### FRAGMENTO DEL TEXTO
Implica, además, pensar en cuánto y cómo se ha vivido bajo esta fórmula opresiva. Hay algo de empoderador -a lo “proletarios, uníos” pero traducido a sororidad-, pero con certeza también hay algo de doloroso; propio y ajeno. El despertar feminista tiene que ver con adentrarse en los laberintos de la subjetividad y encontrarse llena de estructuras y trampas. Con estar dispuestxs a hacerlo. Es, por lo tanto, una revolución política que empieza en la subjetividad y termina en ella, pasando por todos lados; devela el modo en que la sociedad nos hace interiorizar sus formas de vida a la carta y se adentra en territorios tan íntimos como los de la sexualidad y el deseo a pautar sus formas y sus contenidos. Hacerse feminista es deshacerse por dentro, rehacerse, entender la automatización de líneas discursivas que son difíciles de desenmadejar. Esto implica una enorme complejidad para cualquier sujeto político y nos exige repensar la idea misma de sujeto. ¿Qué subjetividad puede llevar adelante una revolución que sabe que implicará deshacer parte de sí misma? El desafío -individual y colectivo- es atravesar por ello sin llevarse sobre los hombros una mochila gigante de resentimiento. En otras palabras: ¿cómo seguir diciendo “amor”?

Generalmente pensamos en los procesos revolucionarios como la materialización violenta y colectiva de una convicción muy fuerte. En el feminismo hay convicciones y hay colectivo pero el enemigo es justamente la violencia. ¿Cómo se libra una guerra en este campo de batalla? La pregunta pone de manifiesto que guerra no es la palabra. Quizá “lucha” se ajuste mejor al enemigo al que el feminismo se enfrenta.

Sería ingenuo y hasta obsceno exigirle al feminismo que se organice como una sororidad alegre que festeja la mujeridad e invita a los hombres a sumarse. El feminismo ha tenido logros pero existen aún demasiados debes; mientras tanto, encuentra en su avance más muertas y masacradas por hombres con quienes mantenían relaciones “amorosas”. La muerte por violencia machista nos duele porque va al núcleo del problema: la vida. Pero también porque toca la colonización de nuestras formas de amor por parte del machismo.

La lucha feminista se radicaliza porque existen razones para ello; sintéticamente, una historia de fracasos y de falsos triunfos, de “inclusión”, de igualdad demagógica pero no efectiva. La vía progresiva de la lucha feminista se ha mostrado incapaz de generar transformaciones de base y la historia ha dicho demasiadas veces “espera”. La radicalización de la lucha feminista se traduce -y lo celebro- en políticas que no buscan alegrar o convencer a los reaccionarios ni a los misóginos, sino modificar las relaciones sociales que ellos reproducen. Hay otras políticas que no pueden ser ejecutadas desde el Estado u organizaciones no gubernamentales y que también implican radicalización. Tienen que ver con políticas de la vida y de formas de vida, con subjetividades en movimiento, con encontrarse en la diferencia. El gran desafío consiste en encontrar la rabia necesaria para la radicalización sin confundirla con el odio o la persecución, pues sus formas inhiben la emergencia de nuestros anhelados contenidos.

### CONSIGNA 1
Responde estas preguntas sobre el fragmento acerca del feminismo:
(a) ¿Qué palabra se ajustaría quizá mejor que "guerra" al enemigo al que se enfrenta el feminismo?
(b) ¿Qué palabra ha dicho la historia demasiadas veces?
(c) ¿Con qué no debe confundirse la rabia necesaria para la radicalización?
### CONSIGNA 2
Devuelve sin cambios el pasaje del fragmento sobre el feminismo que va desde "Sería ingenuo y" hasta "parte del machismo.".

### DATOS ALMACENADOS

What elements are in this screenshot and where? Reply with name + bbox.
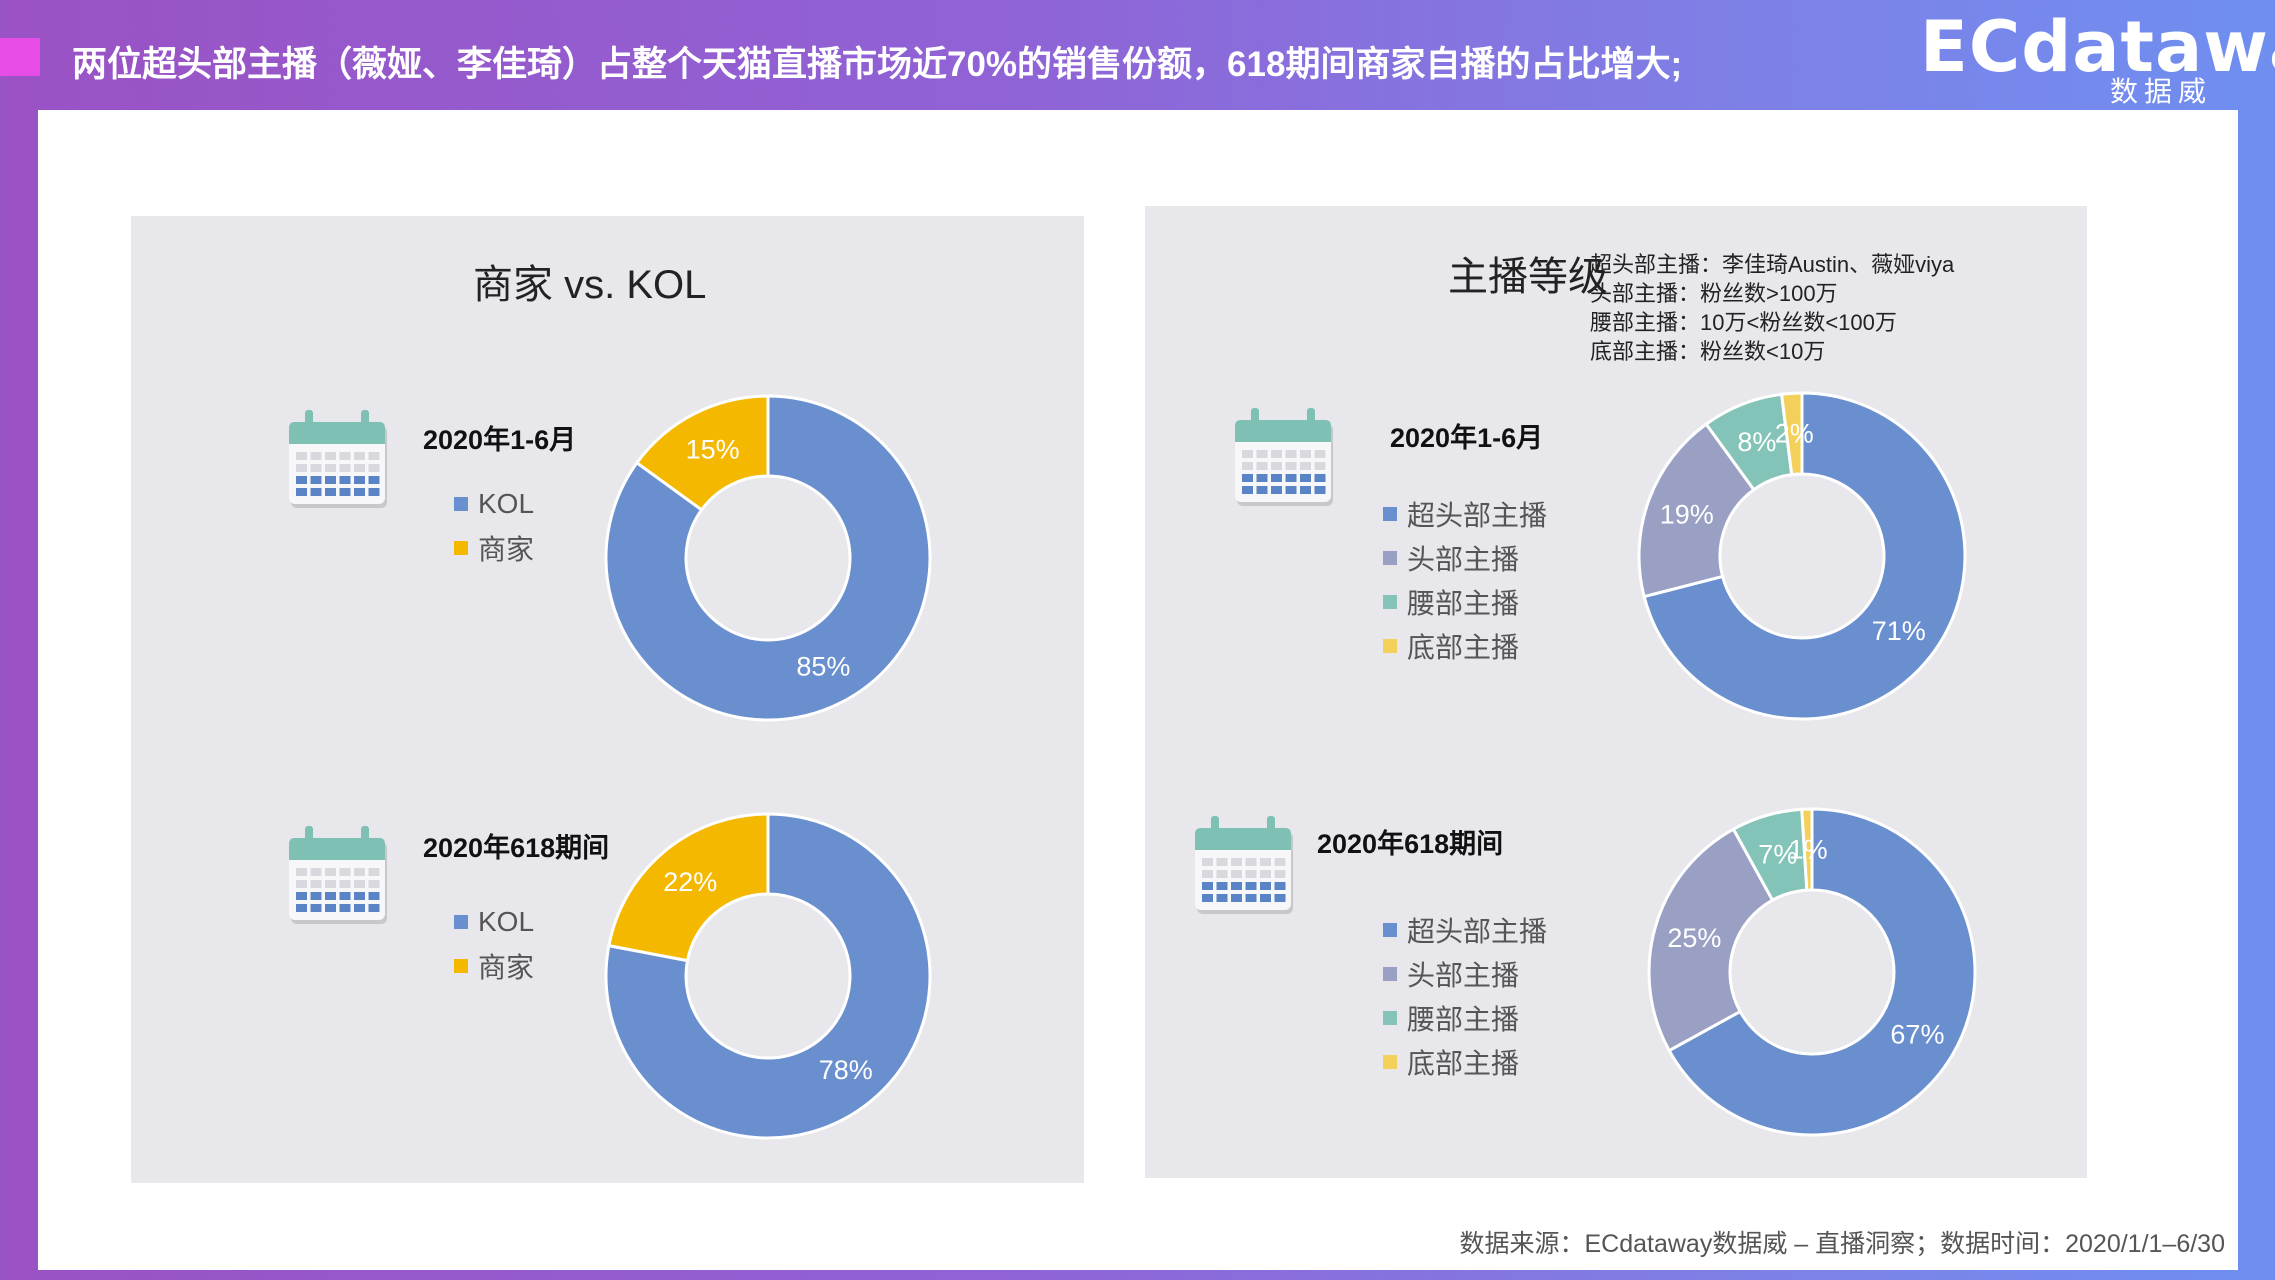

### SOLUCIÓN DESARROLLADA 1
(a) "Lucha".
(b) "Espera".
(c) Con el odio o la persecución.

### SOLUCIÓN DESARROLLADA 2
Sería ingenuo y hasta obsceno exigirle al feminismo que se organice como una sororidad alegre que festeja la mujeridad e invita a los hombres a sumarse. El feminismo ha tenido logros pero existen aún demasiados debes; mientras tanto, encuentra en su avance más muertas y masacradas por hombres con quienes mantenían relaciones “amorosas”. La muerte por violencia machista nos duele porque va al núcleo del problema: la vida. Pero también porque toca la colonización de nuestras formas de amor por parte del machismo.